**EXERCISE**
Check each line of the entries below for the string "screenshot"; copy every line where it appears.

>> begin PROVIDED INFORMATION

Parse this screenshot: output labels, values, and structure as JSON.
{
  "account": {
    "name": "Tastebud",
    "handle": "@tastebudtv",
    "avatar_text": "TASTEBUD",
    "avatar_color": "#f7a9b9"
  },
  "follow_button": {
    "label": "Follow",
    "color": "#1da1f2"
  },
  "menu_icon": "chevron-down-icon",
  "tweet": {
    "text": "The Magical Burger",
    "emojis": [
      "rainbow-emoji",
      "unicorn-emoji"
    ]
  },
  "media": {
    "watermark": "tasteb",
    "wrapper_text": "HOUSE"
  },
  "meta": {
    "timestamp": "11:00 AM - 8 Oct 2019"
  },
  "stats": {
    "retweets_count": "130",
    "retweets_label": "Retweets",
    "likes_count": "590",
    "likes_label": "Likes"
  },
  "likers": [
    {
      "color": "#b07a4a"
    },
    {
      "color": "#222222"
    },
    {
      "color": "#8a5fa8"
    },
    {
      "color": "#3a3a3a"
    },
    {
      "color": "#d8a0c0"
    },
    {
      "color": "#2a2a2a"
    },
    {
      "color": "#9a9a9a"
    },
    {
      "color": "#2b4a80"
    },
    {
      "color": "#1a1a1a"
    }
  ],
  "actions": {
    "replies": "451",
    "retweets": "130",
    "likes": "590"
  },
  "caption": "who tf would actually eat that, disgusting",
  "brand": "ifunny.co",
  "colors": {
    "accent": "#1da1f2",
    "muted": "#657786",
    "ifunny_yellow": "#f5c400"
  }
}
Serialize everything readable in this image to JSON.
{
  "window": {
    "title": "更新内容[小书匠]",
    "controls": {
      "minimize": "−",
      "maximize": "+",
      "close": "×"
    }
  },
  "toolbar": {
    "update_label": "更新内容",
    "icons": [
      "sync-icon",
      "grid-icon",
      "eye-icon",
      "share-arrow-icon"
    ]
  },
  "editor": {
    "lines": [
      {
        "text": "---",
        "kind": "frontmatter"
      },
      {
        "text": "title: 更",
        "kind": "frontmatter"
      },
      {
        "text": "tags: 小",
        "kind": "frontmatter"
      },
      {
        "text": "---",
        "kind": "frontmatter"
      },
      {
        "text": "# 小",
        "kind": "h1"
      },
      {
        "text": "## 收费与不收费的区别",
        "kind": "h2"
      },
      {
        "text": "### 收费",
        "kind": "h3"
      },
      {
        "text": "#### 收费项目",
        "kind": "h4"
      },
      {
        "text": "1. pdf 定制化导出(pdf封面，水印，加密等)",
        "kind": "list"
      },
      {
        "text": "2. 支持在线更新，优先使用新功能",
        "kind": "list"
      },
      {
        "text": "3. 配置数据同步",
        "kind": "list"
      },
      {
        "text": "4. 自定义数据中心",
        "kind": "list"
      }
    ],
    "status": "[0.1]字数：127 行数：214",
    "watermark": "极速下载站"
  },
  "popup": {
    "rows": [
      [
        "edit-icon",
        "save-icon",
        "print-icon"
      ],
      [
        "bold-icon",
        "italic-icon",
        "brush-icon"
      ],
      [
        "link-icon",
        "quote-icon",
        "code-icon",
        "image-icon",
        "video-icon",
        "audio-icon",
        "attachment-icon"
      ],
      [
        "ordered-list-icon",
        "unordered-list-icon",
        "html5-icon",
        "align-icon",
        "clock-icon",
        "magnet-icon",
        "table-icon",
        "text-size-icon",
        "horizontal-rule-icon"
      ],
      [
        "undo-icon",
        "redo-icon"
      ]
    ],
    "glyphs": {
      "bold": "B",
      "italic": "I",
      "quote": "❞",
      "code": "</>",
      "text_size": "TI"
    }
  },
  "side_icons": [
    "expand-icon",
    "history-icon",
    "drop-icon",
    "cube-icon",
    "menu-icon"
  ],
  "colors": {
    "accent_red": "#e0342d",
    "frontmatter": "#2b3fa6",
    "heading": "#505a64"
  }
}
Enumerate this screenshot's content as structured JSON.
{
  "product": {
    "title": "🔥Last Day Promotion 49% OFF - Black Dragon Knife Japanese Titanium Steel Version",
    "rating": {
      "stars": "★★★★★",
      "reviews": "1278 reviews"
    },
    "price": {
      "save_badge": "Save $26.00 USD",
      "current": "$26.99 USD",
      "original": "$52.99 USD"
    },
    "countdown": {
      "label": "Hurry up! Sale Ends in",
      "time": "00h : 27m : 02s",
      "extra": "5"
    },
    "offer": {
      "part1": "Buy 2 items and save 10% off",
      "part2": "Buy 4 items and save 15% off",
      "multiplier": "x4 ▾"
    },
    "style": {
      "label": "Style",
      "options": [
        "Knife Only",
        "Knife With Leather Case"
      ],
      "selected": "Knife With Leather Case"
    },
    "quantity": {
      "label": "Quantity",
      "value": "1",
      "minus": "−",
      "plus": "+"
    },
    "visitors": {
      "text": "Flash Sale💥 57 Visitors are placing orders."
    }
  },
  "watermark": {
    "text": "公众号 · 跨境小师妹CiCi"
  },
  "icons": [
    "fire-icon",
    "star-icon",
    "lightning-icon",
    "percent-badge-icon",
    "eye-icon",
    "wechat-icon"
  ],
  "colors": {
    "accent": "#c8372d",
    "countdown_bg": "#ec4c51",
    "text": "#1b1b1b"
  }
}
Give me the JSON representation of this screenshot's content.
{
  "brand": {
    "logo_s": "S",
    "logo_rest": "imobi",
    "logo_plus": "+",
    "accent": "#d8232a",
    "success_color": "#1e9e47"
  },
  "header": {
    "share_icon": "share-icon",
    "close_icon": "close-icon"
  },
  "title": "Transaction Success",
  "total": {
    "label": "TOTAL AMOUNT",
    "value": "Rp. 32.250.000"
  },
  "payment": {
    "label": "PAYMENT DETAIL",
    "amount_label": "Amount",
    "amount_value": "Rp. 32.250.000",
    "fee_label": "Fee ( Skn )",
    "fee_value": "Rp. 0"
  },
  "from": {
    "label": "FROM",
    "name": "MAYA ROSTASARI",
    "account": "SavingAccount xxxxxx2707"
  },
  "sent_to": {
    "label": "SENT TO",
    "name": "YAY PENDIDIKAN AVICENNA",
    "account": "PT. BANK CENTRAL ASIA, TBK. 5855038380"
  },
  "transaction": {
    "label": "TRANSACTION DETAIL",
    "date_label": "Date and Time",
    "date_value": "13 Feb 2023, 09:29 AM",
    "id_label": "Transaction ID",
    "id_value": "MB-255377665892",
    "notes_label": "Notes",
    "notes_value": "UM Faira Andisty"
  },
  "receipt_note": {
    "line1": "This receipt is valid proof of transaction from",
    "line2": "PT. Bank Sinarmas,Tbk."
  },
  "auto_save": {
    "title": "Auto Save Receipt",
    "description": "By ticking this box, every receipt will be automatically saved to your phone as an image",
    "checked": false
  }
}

>> end PROVIDED INFORMATION

**WRITTEN REPLY**
Parse this screenshot: output labels, values, and structure as JSON.
Enumerate this screenshot's content as structured JSON.
Give me the JSON representation of this screenshot's content.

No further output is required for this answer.